-- DOCUMENT EXCERPT --
Upgrading And Repairing PCs 21st Edition: Flash Storage

Sony Memory Stick, ATA Flash PC Card, And xD-Picture Card

Sony Memory Stick

Sony, which is heavily involved in both laptop computers and a variety of digital cameras and camcorder products, has its own proprietary version of flash memory known as the Sony Memory Stick. This device features an erase-protection switch, which prevents accidental erasure of your photographs. Sony has also licensed Memory Stick technology to other companies, such as Lexar Media and SanDisk.

Lexar introduced the enhanced Memory Stick Pro in 2003. Memory Stick Pro includes MagicGate encryption technology, which enables digital rights management, and Lexar’s proprietary high-speed memory controller. Memory Stick Pro is sometimes referred to as MagicGate Memory Stick.

The Memory Stick Pro Duo is a reduced-size, reduced-weight version of the standard Memory Stick Pro. It can be adapted to devices designed for the Memory Stick Pro.

Sony later released “Mark 2” certified versions of the Memory Stick Pro in 2008. This certification indicated that the cards were suitable for use with AVCHD (Advanced Video Coding High Definition) recording devices. Sony also released a smaller Memory Stick Micro (also called M2) format in 2006, which was designed to compete with microSD. In 2009 Sony announced the Memory Stick XC (eXtended Capacity) format in order to compete with SDXC.

Because the Memory Stick formats are proprietary and only used in Sony devices, I recommend avoiding them wherever possible. In order to avoid using expensive and hard to find proprietary memory, make sure any device you purchase accepts industry standard memory such as SD. Fortunately, Sony’s newer devices are including support for industry standard SD memory formats in response to the negative backlash against its proprietary Memory Stick.

ATA Flash PC Card

Although the PC Card (PCMCIA) form factor has been used for everything from game adapters to modems, SCSI (Small Computer Systems Interface) cards, network cards, and more, its original use was computer memory, as the old PCMCIA (Personal Computer Memory Card International Association) acronym indicated.

-- ACTIONS TO TAKE --
1. Translate this sentence from the flash storage excerpt into Spanish: "The Memory Stick Pro Duo is a reduced-size, reduced-weight version of the standard Memory Stick Pro."
2. Answer these questions from the flash storage excerpt:
(a) In what year did Lexar introduce the Memory Stick Pro?
(b) Which format was the Memory Stick Micro designed to compete with?
(c) What did the PCMCIA acronym stand for?
3. Rewrite the paragraph of the flash storage excerpt beginning "Sony later released" as a bulleted list, keeping its main facts.

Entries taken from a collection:
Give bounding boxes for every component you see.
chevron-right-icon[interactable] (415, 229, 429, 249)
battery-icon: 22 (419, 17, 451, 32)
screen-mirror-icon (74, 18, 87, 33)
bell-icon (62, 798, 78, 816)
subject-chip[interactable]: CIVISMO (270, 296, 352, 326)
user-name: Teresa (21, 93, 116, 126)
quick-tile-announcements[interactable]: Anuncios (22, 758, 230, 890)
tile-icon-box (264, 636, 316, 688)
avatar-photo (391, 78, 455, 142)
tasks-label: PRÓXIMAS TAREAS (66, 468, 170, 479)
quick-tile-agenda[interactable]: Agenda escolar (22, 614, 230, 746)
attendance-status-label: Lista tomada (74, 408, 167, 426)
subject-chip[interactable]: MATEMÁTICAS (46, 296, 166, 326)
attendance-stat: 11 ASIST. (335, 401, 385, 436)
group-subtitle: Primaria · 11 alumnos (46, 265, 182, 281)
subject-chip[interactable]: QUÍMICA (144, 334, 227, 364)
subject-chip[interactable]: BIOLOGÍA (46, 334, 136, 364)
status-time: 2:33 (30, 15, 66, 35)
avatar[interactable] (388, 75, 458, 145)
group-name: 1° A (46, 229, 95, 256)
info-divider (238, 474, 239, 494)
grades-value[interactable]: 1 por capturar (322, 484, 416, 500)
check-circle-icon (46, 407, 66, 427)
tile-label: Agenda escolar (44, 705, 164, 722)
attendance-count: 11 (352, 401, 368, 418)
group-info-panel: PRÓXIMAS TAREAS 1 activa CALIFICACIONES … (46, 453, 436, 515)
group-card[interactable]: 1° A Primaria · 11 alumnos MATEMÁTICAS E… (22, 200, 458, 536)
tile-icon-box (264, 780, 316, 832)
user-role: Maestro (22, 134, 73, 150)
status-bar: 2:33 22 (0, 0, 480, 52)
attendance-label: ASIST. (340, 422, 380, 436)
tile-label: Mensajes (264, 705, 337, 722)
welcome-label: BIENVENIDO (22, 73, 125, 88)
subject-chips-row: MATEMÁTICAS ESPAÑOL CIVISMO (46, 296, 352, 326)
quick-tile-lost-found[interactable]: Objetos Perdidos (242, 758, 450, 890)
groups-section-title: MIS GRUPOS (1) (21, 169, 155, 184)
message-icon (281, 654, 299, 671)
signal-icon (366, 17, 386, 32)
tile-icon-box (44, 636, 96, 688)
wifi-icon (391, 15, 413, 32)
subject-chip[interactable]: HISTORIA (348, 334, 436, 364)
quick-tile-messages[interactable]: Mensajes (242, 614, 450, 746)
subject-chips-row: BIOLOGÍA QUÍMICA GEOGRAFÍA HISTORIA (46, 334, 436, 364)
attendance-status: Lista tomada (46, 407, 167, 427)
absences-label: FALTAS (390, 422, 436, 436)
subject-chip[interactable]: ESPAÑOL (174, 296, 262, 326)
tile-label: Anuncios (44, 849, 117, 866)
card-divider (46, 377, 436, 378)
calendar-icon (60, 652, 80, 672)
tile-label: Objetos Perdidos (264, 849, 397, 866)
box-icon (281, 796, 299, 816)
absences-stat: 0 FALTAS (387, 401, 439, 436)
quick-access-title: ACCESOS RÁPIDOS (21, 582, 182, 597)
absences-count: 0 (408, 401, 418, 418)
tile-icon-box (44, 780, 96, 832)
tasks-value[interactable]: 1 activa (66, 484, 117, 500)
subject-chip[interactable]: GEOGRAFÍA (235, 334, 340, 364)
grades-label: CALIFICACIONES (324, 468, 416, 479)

-- SOLUTION SET --
1. La Memory Stick Pro Duo es una versión de tamaño reducido y peso reducido de la Memory Stick Pro estándar.

2.
(a) 2003
(b) microSD
(c) Personal Computer Memory Card International Association

3.
- 2006: Sony released the smaller Memory Stick Micro (M2) format to compete with microSD.
- 2008: Sony released "Mark 2" certified Memory Stick Pro cards, indicating suitability for AVCHD (Advanced Video Coding High Definition) recording devices.
- 2009: Sony announced the Memory Stick XC (eXtended Capacity) format to compete with SDXC.